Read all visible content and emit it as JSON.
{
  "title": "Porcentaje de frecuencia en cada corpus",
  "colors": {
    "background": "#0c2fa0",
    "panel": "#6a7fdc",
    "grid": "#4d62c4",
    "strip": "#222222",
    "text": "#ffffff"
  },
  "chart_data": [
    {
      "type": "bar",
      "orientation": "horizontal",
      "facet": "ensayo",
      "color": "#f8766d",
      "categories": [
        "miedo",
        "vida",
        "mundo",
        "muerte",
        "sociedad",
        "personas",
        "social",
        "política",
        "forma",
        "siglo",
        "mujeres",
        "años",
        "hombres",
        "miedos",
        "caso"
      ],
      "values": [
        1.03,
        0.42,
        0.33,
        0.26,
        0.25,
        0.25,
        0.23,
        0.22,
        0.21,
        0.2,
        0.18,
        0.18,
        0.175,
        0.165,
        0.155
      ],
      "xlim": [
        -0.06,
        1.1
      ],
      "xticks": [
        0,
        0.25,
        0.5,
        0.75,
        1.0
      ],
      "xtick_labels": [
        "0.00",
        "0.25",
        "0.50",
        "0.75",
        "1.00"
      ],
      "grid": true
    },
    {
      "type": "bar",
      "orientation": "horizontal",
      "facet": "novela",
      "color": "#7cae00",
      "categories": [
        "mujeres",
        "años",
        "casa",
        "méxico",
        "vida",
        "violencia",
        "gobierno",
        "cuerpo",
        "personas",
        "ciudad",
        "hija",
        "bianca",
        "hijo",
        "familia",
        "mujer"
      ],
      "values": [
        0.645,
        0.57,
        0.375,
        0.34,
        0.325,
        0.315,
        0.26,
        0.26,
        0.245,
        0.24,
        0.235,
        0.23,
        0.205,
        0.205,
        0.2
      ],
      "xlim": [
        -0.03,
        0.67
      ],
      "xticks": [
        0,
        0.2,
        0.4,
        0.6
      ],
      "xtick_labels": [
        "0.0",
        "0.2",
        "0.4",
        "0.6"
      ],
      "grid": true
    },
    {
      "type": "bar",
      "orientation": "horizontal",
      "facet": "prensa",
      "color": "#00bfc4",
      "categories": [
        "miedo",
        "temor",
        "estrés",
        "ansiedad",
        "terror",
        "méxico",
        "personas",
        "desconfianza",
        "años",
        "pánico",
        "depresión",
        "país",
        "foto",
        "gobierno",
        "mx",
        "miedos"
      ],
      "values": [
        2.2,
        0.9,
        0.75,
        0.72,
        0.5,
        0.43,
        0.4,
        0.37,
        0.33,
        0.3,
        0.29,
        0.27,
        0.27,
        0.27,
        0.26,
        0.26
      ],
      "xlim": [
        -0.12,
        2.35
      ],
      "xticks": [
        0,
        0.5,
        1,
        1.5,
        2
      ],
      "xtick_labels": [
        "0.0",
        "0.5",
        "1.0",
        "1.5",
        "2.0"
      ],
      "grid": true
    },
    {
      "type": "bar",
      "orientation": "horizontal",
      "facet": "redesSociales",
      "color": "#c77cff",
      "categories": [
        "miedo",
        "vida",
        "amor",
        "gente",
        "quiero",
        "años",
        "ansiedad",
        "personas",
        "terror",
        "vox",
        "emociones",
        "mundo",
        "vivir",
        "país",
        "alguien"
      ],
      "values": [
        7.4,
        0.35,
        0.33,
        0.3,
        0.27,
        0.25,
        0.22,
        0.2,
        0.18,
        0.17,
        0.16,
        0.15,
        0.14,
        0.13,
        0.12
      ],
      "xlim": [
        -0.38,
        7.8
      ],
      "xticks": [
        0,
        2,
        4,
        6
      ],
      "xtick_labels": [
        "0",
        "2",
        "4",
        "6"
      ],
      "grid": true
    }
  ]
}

**Aim of the exercise**.
Go through the records and print each one exactly.

**Completed exercise**.
Read all visible content and emit it as JSON.
{
  "title": "Porcentaje de frecuencia en cada corpus",
  "colors": {
    "background": "#0c2fa0",
    "panel": "#6a7fdc",
    "grid": "#4d62c4",
    "strip": "#222222",
    "text": "#ffffff"
  },
  "chart_data": [
    {
      "type": "bar",
      "orientation": "horizontal",
      "facet": "ensayo",
      "color": "#f8766d",
      "categories": [
        "miedo",
        "vida",
        "mundo",
        "muerte",
        "sociedad",
        "personas",
        "social",
        "política",
        "forma",
        "siglo",
        "mujeres",
        "años",
        "hombres",
        "miedos",
        "caso"
      ],
      "values": [
        1.03,
        0.42,
        0.33,
        0.26,
        0.25,
        0.25,
        0.23,
        0.22,
        0.21,
        0.2,
        0.18,
        0.18,
        0.175,
        0.165,
        0.155
      ],
      "xlim": [
        -0.06,
        1.1
      ],
      "xticks": [
        0,
        0.25,
        0.5,
        0.75,
        1.0
      ],
      "xtick_labels": [
        "0.00",
        "0.25",
        "0.50",
        "0.75",
        "1.00"
      ],
      "grid": true
    },
    {
      "type": "bar",
      "orientation": "horizontal",
      "facet": "novela",
      "color": "#7cae00",
      "categories": [
        "mujeres",
        "años",
        "casa",
        "méxico",
        "vida",
        "violencia",
        "gobierno",
        "cuerpo",
        "personas",
        "ciudad",
        "hija",
        "bianca",
        "hijo",
        "familia",
        "mujer"
      ],
      "values": [
        0.645,
        0.57,
        0.375,
        0.34,
        0.325,
        0.315,
        0.26,
        0.26,
        0.245,
        0.24,
        0.235,
        0.23,
        0.205,
        0.205,
        0.2
      ],
      "xlim": [
        -0.03,
        0.67
      ],
      "xticks": [
        0,
        0.2,
        0.4,
        0.6
      ],
      "xtick_labels": [
        "0.0",
        "0.2",
        "0.4",
        "0.6"
      ],
      "grid": true
    },
    {
      "type": "bar",
      "orientation": "horizontal",
      "facet": "prensa",
      "color": "#00bfc4",
      "categories": [
        "miedo",
        "temor",
        "estrés",
        "ansiedad",
        "terror",
        "méxico",
        "personas",
        "desconfianza",
        "años",
        "pánico",
        "depresión",
        "país",
        "foto",
        "gobierno",
        "mx",
        "miedos"
      ],
      "values": [
        2.2,
        0.9,
        0.75,
        0.72,
        0.5,
        0.43,
        0.4,
        0.37,
        0.33,
        0.3,
        0.29,
        0.27,
        0.27,
        0.27,
        0.26,
        0.26
      ],
      "xlim": [
        -0.12,
        2.35
      ],
      "xticks": [
        0,
        0.5,
        1,
        1.5,
        2
      ],
      "xtick_labels": [
        "0.0",
        "0.5",
        "1.0",
        "1.5",
        "2.0"
      ],
      "grid": true
    },
    {
      "type": "bar",
      "orientation": "horizontal",
      "facet": "redesSociales",
      "color": "#c77cff",
      "categories": [
        "miedo",
        "vida",
        "amor",
        "gente",
        "quiero",
        "años",
        "ansiedad",
        "personas",
        "terror",
        "vox",
        "emociones",
        "mundo",
        "vivir",
        "país",
        "alguien"
      ],
      "values": [
        7.4,
        0.35,
        0.33,
        0.3,
        0.27,
        0.25,
        0.22,
        0.2,
        0.18,
        0.17,
        0.16,
        0.15,
        0.14,
        0.13,
        0.12
      ],
      "xlim": [
        -0.38,
        7.8
      ],
      "xticks": [
        0,
        2,
        4,
        6
      ],
      "xtick_labels": [
        "0",
        "2",
        "4",
        "6"
      ],
      "grid": true
    }
  ]
}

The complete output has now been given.